[Written request 1]:
Reproduce the part of the essay-contest article from "Out of 12,448" to "46 honorable mentions.", keeping every word and mark unchanged.

She was an orphan in Uganda, “sleeping with nothing but a banana leaf over my shoulders to keep me warm,” recalled Orishaba, now 17 and living in 4S Ranch.

Those memories, of her fear and uncertainty under the care of her 13-year-old aunt Loyce, are what Orishaba wrote about in “A river runs through me.” She entered the essay in The New York Times 100-word Personal Narrative Contest.

Out of 12,448 student essays from around the world, hers was among 13 selected as winners and published on Dec. 7. The essays by the winners can be read at tinyurl.com/NYTessays22. They were among 82 finalists, also including 23 runners-up and 46 honorable mentions.

The students — all teenagers — wrote about big and small moments in their lives. Some were heartwarming. Others were funny. Orishaba said she decided to write about this moment to introduce people to her indigenous Batwa tribe, which was removed from its homeland in the rainforest to create a preserve for mountain gorillas.

“We are forgotten while the gorillas are celebrated. Lost to save the species,” she wrote.

[Written request 2]:
Report every line in the entries below that contains the string "outgoing", matching case exactly.

[Provided material]:
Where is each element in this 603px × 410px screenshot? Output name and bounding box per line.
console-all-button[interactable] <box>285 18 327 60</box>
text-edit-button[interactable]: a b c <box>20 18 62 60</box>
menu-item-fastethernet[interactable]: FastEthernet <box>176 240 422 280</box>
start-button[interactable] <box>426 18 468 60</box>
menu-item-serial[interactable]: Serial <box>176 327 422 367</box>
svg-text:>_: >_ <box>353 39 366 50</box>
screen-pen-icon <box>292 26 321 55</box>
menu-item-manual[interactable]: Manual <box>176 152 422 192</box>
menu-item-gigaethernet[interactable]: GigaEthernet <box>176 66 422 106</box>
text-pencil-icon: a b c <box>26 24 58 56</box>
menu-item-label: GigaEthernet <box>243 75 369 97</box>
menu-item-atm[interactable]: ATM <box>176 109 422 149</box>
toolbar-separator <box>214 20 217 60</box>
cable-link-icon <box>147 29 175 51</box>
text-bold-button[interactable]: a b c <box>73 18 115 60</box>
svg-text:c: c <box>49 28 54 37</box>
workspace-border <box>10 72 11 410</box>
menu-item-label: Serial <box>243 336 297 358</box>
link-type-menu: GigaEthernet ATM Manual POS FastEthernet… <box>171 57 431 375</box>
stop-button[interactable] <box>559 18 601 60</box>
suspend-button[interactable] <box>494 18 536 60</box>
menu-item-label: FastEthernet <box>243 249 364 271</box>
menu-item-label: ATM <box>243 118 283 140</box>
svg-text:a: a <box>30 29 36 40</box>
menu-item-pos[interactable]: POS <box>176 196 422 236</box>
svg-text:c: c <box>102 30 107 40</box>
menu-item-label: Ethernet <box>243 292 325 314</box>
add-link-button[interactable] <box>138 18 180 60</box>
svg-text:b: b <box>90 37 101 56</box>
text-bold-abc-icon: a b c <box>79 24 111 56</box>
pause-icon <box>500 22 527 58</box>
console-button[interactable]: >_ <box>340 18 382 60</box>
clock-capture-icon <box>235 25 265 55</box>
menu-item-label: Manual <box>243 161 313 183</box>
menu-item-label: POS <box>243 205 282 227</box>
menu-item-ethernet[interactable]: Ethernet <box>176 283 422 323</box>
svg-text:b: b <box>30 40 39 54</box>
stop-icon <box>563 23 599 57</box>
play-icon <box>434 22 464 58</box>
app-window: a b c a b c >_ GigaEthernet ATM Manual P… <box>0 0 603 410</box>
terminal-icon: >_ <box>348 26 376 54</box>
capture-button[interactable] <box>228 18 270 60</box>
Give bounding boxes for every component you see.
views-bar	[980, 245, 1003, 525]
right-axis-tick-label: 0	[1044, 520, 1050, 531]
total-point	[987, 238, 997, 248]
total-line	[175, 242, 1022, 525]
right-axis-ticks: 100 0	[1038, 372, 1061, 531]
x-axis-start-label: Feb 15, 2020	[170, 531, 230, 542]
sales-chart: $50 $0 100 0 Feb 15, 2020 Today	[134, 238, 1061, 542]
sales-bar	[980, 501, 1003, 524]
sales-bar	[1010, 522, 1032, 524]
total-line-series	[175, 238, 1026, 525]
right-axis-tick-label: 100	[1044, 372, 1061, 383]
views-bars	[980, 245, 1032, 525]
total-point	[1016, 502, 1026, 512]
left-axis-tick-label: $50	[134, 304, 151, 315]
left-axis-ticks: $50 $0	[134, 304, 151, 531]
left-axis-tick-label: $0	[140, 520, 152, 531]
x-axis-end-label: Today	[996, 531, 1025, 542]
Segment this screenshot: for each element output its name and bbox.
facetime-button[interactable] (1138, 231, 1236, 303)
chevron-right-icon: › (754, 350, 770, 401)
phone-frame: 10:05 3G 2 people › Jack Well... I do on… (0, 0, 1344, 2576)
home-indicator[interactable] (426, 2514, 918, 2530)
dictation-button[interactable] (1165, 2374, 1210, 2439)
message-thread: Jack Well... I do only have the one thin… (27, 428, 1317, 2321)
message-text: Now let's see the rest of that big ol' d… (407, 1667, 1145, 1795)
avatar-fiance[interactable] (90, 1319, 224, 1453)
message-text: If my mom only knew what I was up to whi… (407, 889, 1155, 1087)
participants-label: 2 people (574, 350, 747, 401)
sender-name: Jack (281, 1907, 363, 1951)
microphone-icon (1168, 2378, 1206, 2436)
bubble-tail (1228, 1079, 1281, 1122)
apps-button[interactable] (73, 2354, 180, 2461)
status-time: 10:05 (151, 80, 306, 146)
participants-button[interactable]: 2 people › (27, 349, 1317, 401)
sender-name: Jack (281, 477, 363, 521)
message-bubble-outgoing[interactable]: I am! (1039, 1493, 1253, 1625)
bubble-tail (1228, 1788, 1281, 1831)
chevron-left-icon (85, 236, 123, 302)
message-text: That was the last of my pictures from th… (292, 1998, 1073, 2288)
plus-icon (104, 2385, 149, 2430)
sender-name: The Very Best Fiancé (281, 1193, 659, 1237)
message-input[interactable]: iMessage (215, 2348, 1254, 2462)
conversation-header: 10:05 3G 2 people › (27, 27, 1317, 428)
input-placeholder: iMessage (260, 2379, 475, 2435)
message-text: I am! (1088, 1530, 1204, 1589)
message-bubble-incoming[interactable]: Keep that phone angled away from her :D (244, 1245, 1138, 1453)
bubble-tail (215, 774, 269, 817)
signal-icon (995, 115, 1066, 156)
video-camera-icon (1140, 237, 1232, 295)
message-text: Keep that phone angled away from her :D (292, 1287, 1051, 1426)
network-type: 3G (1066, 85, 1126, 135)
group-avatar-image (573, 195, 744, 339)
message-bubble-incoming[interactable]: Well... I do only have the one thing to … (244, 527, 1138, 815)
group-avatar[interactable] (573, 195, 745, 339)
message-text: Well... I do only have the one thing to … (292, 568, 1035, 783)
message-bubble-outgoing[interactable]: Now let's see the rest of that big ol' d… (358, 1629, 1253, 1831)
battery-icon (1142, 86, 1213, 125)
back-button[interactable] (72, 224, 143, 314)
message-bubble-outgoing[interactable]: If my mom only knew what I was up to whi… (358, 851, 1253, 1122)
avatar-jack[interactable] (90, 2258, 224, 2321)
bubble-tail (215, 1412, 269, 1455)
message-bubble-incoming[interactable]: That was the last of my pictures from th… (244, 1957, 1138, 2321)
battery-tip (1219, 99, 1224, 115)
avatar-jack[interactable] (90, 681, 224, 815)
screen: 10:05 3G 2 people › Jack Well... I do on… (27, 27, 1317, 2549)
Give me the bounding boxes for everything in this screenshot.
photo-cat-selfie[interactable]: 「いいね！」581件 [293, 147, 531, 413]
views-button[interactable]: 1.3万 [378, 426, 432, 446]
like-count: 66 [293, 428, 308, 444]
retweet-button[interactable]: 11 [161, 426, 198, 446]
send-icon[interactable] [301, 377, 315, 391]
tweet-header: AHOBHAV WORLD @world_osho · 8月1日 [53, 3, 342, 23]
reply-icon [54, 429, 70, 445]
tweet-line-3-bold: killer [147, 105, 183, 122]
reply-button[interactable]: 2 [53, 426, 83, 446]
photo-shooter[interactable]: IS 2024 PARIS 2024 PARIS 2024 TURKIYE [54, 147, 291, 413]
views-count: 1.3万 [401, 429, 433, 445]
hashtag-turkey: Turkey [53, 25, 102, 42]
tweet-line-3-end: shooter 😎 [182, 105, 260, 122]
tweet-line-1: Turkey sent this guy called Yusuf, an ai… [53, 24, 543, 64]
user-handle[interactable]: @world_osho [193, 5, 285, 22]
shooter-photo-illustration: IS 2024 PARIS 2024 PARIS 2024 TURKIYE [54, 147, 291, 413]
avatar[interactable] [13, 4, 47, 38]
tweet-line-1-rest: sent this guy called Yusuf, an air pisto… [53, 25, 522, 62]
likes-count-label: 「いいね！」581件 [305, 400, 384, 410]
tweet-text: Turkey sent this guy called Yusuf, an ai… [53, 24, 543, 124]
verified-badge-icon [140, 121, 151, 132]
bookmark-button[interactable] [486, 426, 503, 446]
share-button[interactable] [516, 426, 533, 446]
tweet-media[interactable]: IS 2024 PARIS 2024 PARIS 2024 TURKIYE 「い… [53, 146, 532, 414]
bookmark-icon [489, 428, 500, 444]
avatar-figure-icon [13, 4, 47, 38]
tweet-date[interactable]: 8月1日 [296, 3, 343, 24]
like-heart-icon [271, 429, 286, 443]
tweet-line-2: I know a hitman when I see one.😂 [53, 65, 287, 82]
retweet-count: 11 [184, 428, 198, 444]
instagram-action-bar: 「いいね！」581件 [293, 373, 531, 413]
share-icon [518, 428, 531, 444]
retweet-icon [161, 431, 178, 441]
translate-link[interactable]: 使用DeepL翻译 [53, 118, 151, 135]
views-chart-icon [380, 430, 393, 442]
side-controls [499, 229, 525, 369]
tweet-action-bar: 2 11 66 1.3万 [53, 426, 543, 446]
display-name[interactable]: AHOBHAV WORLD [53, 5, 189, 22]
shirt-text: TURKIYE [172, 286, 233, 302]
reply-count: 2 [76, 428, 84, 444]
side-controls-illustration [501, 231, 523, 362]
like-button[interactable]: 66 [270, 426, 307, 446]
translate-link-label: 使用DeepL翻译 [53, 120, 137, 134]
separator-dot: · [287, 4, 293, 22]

[Answer 1]:
Out of 12,448 student essays from around the world, hers was among 13 selected as winners and published on Dec. 7. The essays by the winners can be read at tinyurl.com/NYTessays22. They were among 82 finalists, also including 23 runners-up and 46 honorable mentions.

[Answer 2]:
message-bubble-outgoing[interactable]: I am! (1039, 1493, 1253, 1625)
message-bubble-outgoing[interactable]: Now let's see the rest of that big ol' d… (358, 1629, 1253, 1831)
message-bubble-outgoing[interactable]: If my mom only knew what I was up to whi… (358, 851, 1253, 1122)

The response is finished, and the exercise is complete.